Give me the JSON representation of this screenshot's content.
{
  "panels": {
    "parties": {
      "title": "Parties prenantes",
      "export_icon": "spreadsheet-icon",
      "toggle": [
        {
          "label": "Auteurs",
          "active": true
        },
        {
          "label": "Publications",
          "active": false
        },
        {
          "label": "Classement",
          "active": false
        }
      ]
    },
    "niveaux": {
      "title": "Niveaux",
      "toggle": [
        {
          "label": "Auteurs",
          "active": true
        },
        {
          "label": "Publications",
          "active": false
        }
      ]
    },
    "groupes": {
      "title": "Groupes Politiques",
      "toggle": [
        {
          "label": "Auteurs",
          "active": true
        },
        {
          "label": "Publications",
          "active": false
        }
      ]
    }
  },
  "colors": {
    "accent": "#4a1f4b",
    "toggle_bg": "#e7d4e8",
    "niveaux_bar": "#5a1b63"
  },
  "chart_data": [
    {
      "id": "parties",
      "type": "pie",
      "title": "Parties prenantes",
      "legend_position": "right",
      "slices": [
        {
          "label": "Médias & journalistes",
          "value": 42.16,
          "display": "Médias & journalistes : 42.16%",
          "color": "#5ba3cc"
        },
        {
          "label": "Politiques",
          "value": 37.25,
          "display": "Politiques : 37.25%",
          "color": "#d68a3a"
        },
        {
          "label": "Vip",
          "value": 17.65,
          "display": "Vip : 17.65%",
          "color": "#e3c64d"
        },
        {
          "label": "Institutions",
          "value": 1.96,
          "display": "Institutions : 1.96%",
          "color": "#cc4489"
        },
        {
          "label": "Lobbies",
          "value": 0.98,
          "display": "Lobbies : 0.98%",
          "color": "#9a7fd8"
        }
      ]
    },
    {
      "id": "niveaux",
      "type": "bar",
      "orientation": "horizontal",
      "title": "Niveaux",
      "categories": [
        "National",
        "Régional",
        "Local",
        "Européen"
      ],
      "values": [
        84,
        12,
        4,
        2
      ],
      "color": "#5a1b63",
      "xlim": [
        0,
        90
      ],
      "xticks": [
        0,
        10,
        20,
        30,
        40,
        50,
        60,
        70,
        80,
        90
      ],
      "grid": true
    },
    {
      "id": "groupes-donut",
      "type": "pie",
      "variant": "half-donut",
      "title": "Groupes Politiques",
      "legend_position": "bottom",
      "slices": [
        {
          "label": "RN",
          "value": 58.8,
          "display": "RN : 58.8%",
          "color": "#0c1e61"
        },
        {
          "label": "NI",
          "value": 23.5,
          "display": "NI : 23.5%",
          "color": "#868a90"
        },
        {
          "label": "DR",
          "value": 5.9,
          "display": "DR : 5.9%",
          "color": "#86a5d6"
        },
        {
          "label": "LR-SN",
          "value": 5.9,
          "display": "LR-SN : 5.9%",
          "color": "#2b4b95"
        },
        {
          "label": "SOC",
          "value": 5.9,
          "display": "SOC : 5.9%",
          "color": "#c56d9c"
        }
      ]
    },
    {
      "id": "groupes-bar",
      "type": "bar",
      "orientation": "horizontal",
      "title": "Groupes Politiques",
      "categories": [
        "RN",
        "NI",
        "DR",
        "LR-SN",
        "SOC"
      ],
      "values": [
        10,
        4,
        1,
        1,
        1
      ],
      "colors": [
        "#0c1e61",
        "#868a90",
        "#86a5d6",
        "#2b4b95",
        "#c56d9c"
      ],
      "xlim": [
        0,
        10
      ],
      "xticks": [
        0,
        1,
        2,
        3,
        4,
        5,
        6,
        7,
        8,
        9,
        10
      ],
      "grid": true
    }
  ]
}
----------
_What you need to do_
Give the entries once more, exactly as they appear.

_Exercise result_
Give me the JSON representation of this screenshot's content.
{
  "panels": {
    "parties": {
      "title": "Parties prenantes",
      "export_icon": "spreadsheet-icon",
      "toggle": [
        {
          "label": "Auteurs",
          "active": true
        },
        {
          "label": "Publications",
          "active": false
        },
        {
          "label": "Classement",
          "active": false
        }
      ]
    },
    "niveaux": {
      "title": "Niveaux",
      "toggle": [
        {
          "label": "Auteurs",
          "active": true
        },
        {
          "label": "Publications",
          "active": false
        }
      ]
    },
    "groupes": {
      "title": "Groupes Politiques",
      "toggle": [
        {
          "label": "Auteurs",
          "active": true
        },
        {
          "label": "Publications",
          "active": false
        }
      ]
    }
  },
  "colors": {
    "accent": "#4a1f4b",
    "toggle_bg": "#e7d4e8",
    "niveaux_bar": "#5a1b63"
  },
  "chart_data": [
    {
      "id": "parties",
      "type": "pie",
      "title": "Parties prenantes",
      "legend_position": "right",
      "slices": [
        {
          "label": "Médias & journalistes",
          "value": 42.16,
          "display": "Médias & journalistes : 42.16%",
          "color": "#5ba3cc"
        },
        {
          "label": "Politiques",
          "value": 37.25,
          "display": "Politiques : 37.25%",
          "color": "#d68a3a"
        },
        {
          "label": "Vip",
          "value": 17.65,
          "display": "Vip : 17.65%",
          "color": "#e3c64d"
        },
        {
          "label": "Institutions",
          "value": 1.96,
          "display": "Institutions : 1.96%",
          "color": "#cc4489"
        },
        {
          "label": "Lobbies",
          "value": 0.98,
          "display": "Lobbies : 0.98%",
          "color": "#9a7fd8"
        }
      ]
    },
    {
      "id": "niveaux",
      "type": "bar",
      "orientation": "horizontal",
      "title": "Niveaux",
      "categories": [
        "National",
        "Régional",
        "Local",
        "Européen"
      ],
      "values": [
        84,
        12,
        4,
        2
      ],
      "color": "#5a1b63",
      "xlim": [
        0,
        90
      ],
      "xticks": [
        0,
        10,
        20,
        30,
        40,
        50,
        60,
        70,
        80,
        90
      ],
      "grid": true
    },
    {
      "id": "groupes-donut",
      "type": "pie",
      "variant": "half-donut",
      "title": "Groupes Politiques",
      "legend_position": "bottom",
      "slices": [
        {
          "label": "RN",
          "value": 58.8,
          "display": "RN : 58.8%",
          "color": "#0c1e61"
        },
        {
          "label": "NI",
          "value": 23.5,
          "display": "NI : 23.5%",
          "color": "#868a90"
        },
        {
          "label": "DR",
          "value": 5.9,
          "display": "DR : 5.9%",
          "color": "#86a5d6"
        },
        {
          "label": "LR-SN",
          "value": 5.9,
          "display": "LR-SN : 5.9%",
          "color": "#2b4b95"
        },
        {
          "label": "SOC",
          "value": 5.9,
          "display": "SOC : 5.9%",
          "color": "#c56d9c"
        }
      ]
    },
    {
      "id": "groupes-bar",
      "type": "bar",
      "orientation": "horizontal",
      "title": "Groupes Politiques",
      "categories": [
        "RN",
        "NI",
        "DR",
        "LR-SN",
        "SOC"
      ],
      "values": [
        10,
        4,
        1,
        1,
        1
      ],
      "colors": [
        "#0c1e61",
        "#868a90",
        "#86a5d6",
        "#2b4b95",
        "#c56d9c"
      ],
      "xlim": [
        0,
        10
      ],
      "xticks": [
        0,
        1,
        2,
        3,
        4,
        5,
        6,
        7,
        8,
        9,
        10
      ],
      "grid": true
    }
  ]
}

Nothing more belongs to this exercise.